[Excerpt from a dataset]
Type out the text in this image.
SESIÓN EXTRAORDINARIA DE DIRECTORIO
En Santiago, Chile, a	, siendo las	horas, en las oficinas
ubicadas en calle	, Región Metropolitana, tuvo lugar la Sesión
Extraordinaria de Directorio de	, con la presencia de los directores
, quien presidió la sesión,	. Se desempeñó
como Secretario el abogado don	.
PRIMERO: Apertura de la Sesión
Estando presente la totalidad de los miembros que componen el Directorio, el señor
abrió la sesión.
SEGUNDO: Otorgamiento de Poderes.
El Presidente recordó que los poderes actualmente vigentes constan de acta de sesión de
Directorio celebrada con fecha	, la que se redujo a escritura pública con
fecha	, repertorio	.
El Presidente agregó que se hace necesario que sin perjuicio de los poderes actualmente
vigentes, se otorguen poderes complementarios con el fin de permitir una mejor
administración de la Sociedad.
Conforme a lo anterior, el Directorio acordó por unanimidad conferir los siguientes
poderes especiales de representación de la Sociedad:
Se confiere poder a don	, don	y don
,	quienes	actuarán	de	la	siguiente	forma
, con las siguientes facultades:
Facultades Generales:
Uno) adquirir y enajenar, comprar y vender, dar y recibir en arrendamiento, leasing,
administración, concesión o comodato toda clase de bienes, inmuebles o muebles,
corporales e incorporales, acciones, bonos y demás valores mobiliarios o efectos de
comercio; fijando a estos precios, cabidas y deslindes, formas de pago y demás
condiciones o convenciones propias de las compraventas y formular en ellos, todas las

== What to produce ==
Copy the records above exactly as they appear.

== Answer in full ==
Type out the text in this image.
SESIÓN EXTRAORDINARIA DE DIRECTORIO
En Santiago, Chile, a	, siendo las	horas, en las oficinas
ubicadas en calle	, Región Metropolitana, tuvo lugar la Sesión
Extraordinaria de Directorio de	, con la presencia de los directores
, quien presidió la sesión,	. Se desempeñó
como Secretario el abogado don	.
PRIMERO: Apertura de la Sesión
Estando presente la totalidad de los miembros que componen el Directorio, el señor
abrió la sesión.
SEGUNDO: Otorgamiento de Poderes.
El Presidente recordó que los poderes actualmente vigentes constan de acta de sesión de
Directorio celebrada con fecha	, la que se redujo a escritura pública con
fecha	, repertorio	.
El Presidente agregó que se hace necesario que sin perjuicio de los poderes actualmente
vigentes, se otorguen poderes complementarios con el fin de permitir una mejor
administración de la Sociedad.
Conforme a lo anterior, el Directorio acordó por unanimidad conferir los siguientes
poderes especiales de representación de la Sociedad:
Se confiere poder a don	, don	y don
,	quienes	actuarán	de	la	siguiente	forma
, con las siguientes facultades:
Facultades Generales:
Uno) adquirir y enajenar, comprar y vender, dar y recibir en arrendamiento, leasing,
administración, concesión o comodato toda clase de bienes, inmuebles o muebles,
corporales e incorporales, acciones, bonos y demás valores mobiliarios o efectos de
comercio; fijando a estos precios, cabidas y deslindes, formas de pago y demás
condiciones o convenciones propias de las compraventas y formular en ellos, todas las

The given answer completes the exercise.